◆ **What is expected**:
Please write out the material that follows, exactly as it stands.

◆ **Data supplied**:

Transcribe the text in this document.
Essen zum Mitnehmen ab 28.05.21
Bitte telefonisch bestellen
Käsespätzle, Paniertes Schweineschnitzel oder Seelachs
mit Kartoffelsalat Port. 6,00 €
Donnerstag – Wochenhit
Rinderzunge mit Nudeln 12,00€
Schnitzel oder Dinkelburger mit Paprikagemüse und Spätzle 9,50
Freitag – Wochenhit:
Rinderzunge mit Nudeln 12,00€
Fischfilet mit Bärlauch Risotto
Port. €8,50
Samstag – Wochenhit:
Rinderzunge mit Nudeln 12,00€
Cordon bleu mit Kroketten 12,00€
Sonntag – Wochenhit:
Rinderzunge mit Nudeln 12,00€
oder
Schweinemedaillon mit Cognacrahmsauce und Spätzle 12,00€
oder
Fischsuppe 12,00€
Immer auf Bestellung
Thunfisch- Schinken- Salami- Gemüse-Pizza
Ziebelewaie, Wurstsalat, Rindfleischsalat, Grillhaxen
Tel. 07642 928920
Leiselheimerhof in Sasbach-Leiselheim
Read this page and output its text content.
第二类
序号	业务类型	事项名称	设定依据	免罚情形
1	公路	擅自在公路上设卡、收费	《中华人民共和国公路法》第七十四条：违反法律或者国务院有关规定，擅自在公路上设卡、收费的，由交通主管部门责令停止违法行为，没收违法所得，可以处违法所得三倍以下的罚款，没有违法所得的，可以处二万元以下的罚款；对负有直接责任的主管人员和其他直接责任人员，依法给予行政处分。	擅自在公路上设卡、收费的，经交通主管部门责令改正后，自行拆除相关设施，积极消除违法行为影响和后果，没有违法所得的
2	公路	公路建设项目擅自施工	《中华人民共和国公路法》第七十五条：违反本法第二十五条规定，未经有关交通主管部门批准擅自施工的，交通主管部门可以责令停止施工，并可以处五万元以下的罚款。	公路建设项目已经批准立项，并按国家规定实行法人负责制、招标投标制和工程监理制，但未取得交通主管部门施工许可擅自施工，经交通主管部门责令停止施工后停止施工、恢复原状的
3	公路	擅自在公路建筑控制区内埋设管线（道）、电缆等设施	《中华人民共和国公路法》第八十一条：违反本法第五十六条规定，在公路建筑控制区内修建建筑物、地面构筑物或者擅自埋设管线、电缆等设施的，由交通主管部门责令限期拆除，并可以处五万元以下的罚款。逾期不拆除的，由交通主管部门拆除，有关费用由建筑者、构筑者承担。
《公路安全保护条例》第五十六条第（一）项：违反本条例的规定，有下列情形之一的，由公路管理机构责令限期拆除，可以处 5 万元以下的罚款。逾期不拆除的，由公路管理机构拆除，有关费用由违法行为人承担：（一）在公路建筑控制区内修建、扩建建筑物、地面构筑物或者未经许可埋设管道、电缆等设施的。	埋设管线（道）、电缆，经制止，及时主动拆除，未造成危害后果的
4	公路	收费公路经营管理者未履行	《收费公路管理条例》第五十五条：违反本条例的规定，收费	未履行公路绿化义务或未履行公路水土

◆ **Output for this exercise**:
Transcribe the text in this document.
Essen zum Mitnehmen ab 28.05.21
Bitte telefonisch bestellen
Käsespätzle, Paniertes Schweineschnitzel oder Seelachs
mit Kartoffelsalat Port. 6,00 €
Donnerstag – Wochenhit
Rinderzunge mit Nudeln 12,00€
Schnitzel oder Dinkelburger mit Paprikagemüse und Spätzle 9,50
Freitag – Wochenhit:
Rinderzunge mit Nudeln 12,00€
Fischfilet mit Bärlauch Risotto
Port. €8,50
Samstag – Wochenhit:
Rinderzunge mit Nudeln 12,00€
Cordon bleu mit Kroketten 12,00€
Sonntag – Wochenhit:
Rinderzunge mit Nudeln 12,00€
oder
Schweinemedaillon mit Cognacrahmsauce und Spätzle 12,00€
oder
Fischsuppe 12,00€
Immer auf Bestellung
Thunfisch- Schinken- Salami- Gemüse-Pizza
Ziebelewaie, Wurstsalat, Rindfleischsalat, Grillhaxen
Tel. 07642 928920
Leiselheimerhof in Sasbach-Leiselheim
Read this page and output its text content.
第二类
序号	业务类型	事项名称	设定依据	免罚情形
1	公路	擅自在公路上设卡、收费	《中华人民共和国公路法》第七十四条：违反法律或者国务院有关规定，擅自在公路上设卡、收费的，由交通主管部门责令停止违法行为，没收违法所得，可以处违法所得三倍以下的罚款，没有违法所得的，可以处二万元以下的罚款；对负有直接责任的主管人员和其他直接责任人员，依法给予行政处分。	擅自在公路上设卡、收费的，经交通主管部门责令改正后，自行拆除相关设施，积极消除违法行为影响和后果，没有违法所得的
2	公路	公路建设项目擅自施工	《中华人民共和国公路法》第七十五条：违反本法第二十五条规定，未经有关交通主管部门批准擅自施工的，交通主管部门可以责令停止施工，并可以处五万元以下的罚款。	公路建设项目已经批准立项，并按国家规定实行法人负责制、招标投标制和工程监理制，但未取得交通主管部门施工许可擅自施工，经交通主管部门责令停止施工后停止施工、恢复原状的
3	公路	擅自在公路建筑控制区内埋设管线（道）、电缆等设施	《中华人民共和国公路法》第八十一条：违反本法第五十六条规定，在公路建筑控制区内修建建筑物、地面构筑物或者擅自埋设管线、电缆等设施的，由交通主管部门责令限期拆除，并可以处五万元以下的罚款。逾期不拆除的，由交通主管部门拆除，有关费用由建筑者、构筑者承担。
《公路安全保护条例》第五十六条第（一）项：违反本条例的规定，有下列情形之一的，由公路管理机构责令限期拆除，可以处 5 万元以下的罚款。逾期不拆除的，由公路管理机构拆除，有关费用由违法行为人承担：（一）在公路建筑控制区内修建、扩建建筑物、地面构筑物或者未经许可埋设管道、电缆等设施的。	埋设管线（道）、电缆，经制止，及时主动拆除，未造成危害后果的
4	公路	收费公路经营管理者未履行	《收费公路管理条例》第五十五条：违反本条例的规定，收费	未履行公路绿化义务或未履行公路水土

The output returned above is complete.